Task to carry out:
Your task is to locate every line holding the string "luận" and to copy each of them.

Exercise input:
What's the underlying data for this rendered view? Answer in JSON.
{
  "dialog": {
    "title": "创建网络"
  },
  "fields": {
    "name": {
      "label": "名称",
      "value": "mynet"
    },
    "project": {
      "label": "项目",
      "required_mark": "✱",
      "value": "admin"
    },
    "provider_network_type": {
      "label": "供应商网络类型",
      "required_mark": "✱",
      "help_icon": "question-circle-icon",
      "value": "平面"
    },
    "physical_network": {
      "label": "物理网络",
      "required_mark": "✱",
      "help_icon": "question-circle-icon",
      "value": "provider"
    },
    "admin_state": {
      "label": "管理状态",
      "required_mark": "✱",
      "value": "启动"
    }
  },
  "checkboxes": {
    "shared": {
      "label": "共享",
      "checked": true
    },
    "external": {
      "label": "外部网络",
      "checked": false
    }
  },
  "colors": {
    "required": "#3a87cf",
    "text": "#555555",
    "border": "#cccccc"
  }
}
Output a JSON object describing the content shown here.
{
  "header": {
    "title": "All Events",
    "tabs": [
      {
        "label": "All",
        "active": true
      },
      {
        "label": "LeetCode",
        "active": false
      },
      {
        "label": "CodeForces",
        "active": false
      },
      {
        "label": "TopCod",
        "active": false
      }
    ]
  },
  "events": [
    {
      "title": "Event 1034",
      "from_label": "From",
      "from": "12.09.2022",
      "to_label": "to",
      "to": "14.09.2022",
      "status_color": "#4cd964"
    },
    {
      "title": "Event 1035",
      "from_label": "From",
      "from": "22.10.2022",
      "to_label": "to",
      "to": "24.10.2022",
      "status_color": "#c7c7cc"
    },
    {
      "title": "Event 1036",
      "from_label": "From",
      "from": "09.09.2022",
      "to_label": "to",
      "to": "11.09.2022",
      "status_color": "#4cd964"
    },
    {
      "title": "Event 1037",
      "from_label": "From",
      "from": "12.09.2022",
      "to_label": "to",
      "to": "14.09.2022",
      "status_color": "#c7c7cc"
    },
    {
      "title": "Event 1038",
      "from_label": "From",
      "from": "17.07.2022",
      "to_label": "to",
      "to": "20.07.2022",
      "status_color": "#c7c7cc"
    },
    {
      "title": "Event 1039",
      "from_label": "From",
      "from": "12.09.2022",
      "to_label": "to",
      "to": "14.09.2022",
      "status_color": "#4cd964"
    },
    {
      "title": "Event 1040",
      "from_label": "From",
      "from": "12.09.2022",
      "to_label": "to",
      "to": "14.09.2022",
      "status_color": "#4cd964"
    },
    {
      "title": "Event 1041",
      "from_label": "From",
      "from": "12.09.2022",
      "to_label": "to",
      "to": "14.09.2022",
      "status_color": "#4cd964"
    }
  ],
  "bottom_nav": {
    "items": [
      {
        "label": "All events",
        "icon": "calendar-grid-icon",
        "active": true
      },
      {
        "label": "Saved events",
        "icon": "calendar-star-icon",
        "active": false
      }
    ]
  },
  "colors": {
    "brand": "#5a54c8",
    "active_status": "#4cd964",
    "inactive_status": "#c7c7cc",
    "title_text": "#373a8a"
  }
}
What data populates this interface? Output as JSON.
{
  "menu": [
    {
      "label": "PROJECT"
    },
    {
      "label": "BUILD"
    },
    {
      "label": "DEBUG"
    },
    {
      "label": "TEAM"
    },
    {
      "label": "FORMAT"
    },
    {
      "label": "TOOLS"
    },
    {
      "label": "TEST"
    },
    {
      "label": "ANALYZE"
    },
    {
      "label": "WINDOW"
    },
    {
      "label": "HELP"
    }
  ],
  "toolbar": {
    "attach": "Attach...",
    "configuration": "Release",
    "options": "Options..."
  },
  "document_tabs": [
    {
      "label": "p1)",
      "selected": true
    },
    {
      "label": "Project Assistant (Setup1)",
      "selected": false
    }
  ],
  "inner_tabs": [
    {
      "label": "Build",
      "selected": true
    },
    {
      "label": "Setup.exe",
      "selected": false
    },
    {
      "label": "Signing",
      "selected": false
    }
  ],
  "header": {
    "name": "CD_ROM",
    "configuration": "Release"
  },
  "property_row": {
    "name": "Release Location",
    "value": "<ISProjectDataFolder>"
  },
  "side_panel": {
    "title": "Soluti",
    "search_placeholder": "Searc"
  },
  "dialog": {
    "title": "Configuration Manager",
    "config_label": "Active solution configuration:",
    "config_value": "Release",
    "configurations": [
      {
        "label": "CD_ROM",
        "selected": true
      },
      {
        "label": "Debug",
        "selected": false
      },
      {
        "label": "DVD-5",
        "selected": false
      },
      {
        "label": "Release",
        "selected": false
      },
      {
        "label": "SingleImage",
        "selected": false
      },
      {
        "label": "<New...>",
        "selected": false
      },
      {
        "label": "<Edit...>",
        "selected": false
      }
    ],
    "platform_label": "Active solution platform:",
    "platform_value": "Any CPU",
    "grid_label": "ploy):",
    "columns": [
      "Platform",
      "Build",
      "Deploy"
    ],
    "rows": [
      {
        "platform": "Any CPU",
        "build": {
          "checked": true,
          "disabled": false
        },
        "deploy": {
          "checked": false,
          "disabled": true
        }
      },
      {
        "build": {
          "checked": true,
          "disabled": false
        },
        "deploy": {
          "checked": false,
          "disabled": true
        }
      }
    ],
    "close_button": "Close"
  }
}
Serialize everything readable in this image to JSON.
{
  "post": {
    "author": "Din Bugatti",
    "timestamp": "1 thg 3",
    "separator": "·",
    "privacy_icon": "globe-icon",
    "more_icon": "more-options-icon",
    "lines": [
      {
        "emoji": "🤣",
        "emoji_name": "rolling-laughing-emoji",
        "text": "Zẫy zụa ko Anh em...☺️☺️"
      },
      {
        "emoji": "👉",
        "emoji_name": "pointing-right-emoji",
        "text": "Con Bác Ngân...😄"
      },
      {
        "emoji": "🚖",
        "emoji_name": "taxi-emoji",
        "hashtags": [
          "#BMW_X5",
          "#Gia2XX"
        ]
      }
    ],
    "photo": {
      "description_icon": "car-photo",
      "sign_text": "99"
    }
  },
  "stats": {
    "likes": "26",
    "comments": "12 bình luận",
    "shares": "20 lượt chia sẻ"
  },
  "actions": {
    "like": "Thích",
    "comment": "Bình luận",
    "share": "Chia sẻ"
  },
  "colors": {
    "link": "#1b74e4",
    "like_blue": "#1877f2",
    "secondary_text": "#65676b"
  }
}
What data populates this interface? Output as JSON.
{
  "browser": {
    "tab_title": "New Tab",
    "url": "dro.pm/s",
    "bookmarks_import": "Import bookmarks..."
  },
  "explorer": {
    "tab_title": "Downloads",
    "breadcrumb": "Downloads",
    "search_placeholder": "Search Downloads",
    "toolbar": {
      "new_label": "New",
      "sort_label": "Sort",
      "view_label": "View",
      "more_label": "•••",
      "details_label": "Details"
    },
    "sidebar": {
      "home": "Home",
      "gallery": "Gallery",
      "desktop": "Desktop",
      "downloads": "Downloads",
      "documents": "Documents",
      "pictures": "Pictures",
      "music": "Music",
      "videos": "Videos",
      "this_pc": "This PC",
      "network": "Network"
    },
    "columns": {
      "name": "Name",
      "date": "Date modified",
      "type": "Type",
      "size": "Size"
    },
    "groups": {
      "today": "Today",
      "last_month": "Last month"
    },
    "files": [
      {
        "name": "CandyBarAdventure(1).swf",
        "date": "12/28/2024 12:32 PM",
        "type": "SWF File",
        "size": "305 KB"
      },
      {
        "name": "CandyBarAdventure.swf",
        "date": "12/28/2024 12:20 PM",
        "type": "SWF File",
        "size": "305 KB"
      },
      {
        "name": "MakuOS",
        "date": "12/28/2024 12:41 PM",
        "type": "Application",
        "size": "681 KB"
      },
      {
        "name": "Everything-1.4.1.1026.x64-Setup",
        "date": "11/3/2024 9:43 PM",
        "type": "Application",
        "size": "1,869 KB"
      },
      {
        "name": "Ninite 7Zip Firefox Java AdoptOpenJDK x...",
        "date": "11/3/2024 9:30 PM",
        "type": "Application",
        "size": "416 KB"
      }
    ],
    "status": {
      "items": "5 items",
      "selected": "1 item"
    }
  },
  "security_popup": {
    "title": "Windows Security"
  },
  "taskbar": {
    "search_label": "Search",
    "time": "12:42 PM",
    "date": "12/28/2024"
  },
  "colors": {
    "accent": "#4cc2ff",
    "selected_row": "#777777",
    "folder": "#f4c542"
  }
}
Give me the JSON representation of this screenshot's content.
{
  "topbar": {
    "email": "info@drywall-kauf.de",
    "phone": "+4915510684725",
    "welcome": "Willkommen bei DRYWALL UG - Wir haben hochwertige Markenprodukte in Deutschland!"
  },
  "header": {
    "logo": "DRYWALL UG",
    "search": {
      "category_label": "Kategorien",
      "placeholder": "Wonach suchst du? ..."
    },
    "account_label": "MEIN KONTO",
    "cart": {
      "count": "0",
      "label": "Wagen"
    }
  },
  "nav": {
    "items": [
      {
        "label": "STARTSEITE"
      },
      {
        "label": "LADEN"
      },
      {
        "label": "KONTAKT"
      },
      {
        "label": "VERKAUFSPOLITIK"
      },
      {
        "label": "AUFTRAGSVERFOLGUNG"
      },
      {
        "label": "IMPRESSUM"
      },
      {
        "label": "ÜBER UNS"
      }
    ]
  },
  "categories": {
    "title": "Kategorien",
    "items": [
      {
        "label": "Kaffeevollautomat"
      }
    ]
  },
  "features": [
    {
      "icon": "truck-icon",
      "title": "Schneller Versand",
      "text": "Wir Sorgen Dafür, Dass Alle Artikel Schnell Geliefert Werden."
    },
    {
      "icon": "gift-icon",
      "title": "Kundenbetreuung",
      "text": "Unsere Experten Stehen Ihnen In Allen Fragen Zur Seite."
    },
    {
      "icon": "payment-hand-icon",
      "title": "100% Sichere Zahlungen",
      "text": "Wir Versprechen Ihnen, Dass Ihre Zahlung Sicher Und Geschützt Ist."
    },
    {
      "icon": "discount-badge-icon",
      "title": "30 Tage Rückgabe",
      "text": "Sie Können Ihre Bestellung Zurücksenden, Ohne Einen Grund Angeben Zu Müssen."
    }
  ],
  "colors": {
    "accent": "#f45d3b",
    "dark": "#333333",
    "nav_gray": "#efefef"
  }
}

Answer to this exercise:
    "comments": "12 bình luận",
    "comment": "Bình luận",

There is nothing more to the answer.